(Dataset records)
--------------------

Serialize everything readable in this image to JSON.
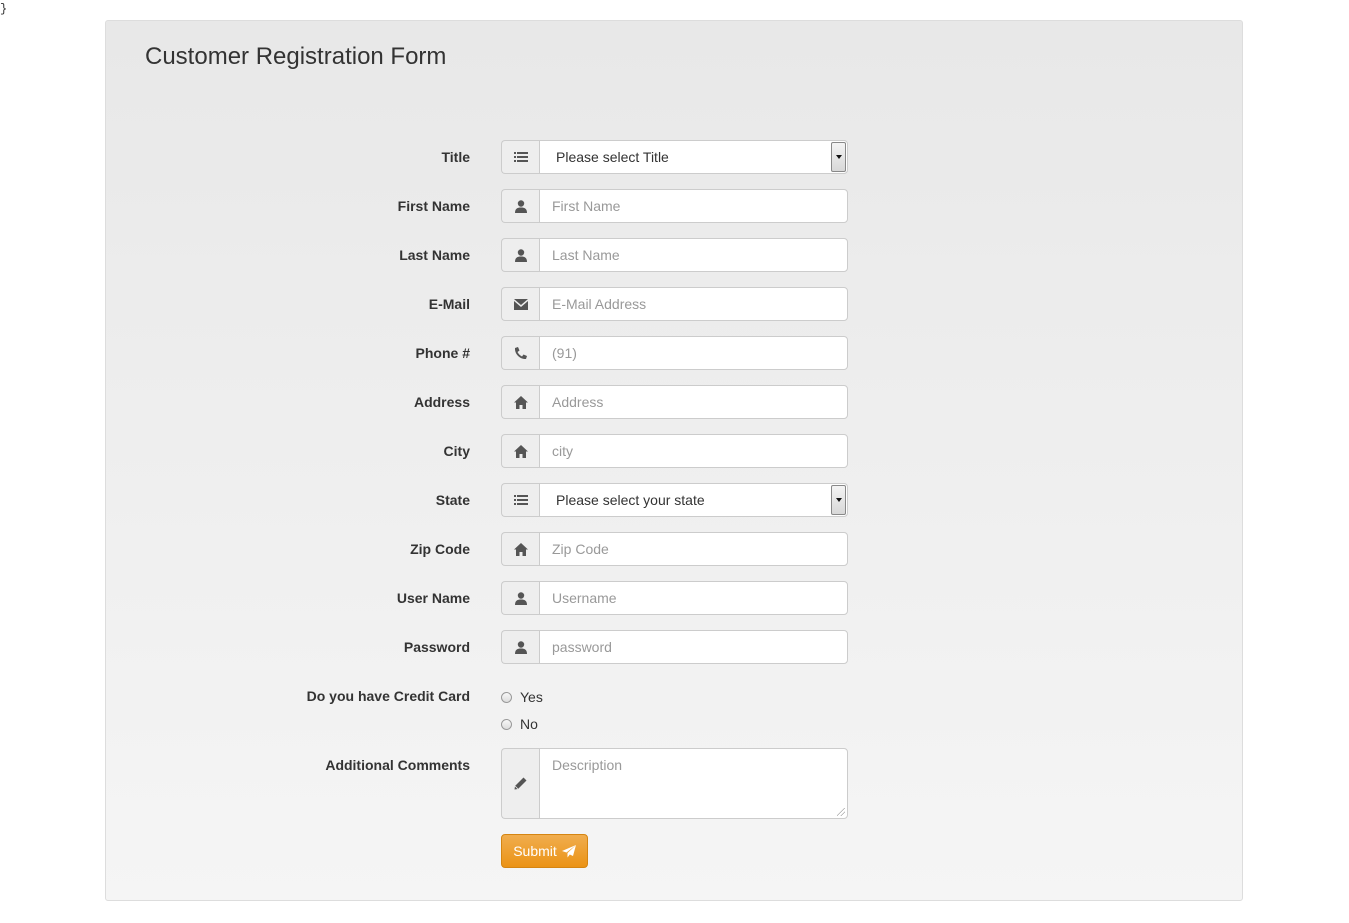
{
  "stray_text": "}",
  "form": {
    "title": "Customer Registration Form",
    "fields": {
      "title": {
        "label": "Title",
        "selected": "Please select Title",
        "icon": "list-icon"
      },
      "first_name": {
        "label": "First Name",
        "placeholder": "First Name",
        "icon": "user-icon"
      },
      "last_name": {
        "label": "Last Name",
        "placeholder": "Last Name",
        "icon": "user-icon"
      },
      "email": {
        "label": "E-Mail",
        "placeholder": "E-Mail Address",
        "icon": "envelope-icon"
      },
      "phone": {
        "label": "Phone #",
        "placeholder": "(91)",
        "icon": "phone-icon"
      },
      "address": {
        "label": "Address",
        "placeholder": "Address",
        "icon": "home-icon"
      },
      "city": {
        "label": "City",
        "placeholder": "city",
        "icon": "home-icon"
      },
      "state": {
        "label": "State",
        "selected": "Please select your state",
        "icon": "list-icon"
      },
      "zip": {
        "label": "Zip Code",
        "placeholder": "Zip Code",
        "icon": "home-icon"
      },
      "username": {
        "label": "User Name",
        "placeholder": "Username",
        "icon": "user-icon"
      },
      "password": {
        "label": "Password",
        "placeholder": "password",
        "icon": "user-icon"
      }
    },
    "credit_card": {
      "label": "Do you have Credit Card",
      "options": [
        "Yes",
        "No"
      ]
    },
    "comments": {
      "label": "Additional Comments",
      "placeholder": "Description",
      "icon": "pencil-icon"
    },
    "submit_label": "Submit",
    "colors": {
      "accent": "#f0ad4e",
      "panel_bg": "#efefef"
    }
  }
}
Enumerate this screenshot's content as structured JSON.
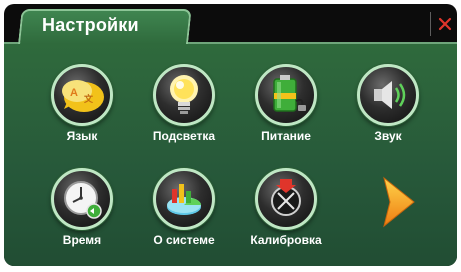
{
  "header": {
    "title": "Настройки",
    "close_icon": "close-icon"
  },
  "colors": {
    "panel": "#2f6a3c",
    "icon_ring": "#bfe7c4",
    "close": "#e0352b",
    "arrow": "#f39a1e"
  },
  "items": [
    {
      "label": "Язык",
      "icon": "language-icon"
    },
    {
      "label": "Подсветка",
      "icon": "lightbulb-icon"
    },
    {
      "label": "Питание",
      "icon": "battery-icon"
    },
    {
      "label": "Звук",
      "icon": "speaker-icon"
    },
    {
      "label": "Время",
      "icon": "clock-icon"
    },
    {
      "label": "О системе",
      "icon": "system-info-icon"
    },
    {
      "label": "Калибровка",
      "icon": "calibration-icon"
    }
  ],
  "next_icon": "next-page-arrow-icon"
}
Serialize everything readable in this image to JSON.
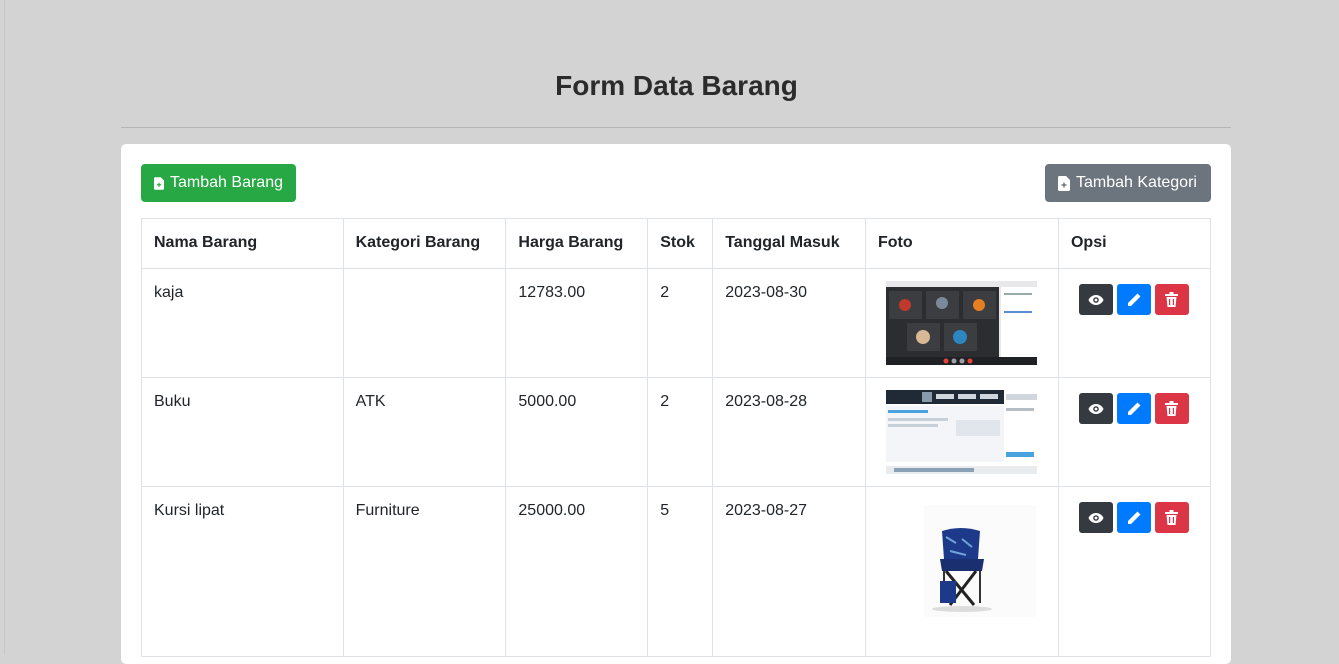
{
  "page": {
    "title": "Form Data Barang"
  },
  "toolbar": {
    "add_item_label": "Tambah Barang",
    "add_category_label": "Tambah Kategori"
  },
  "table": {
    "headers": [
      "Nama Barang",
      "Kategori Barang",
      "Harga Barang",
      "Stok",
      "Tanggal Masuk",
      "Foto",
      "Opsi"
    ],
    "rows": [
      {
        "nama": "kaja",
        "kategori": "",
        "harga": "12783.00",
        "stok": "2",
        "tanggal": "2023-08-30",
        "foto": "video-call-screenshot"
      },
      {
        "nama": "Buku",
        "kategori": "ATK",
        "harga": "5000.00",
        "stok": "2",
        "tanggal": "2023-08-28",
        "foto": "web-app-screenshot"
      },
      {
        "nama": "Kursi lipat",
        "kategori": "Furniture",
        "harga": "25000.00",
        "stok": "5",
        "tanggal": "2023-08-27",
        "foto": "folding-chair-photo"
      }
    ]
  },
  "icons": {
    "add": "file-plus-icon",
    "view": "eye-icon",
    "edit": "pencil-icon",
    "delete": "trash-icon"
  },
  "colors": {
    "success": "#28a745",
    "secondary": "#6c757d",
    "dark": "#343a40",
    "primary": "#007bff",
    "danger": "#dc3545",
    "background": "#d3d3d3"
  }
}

--------------------

THE REQUEST => Copy each line of the data that contains the word "select".

FINAL RESULT =>
        "selected": "Please select Title",
        "selected": "Please select your state",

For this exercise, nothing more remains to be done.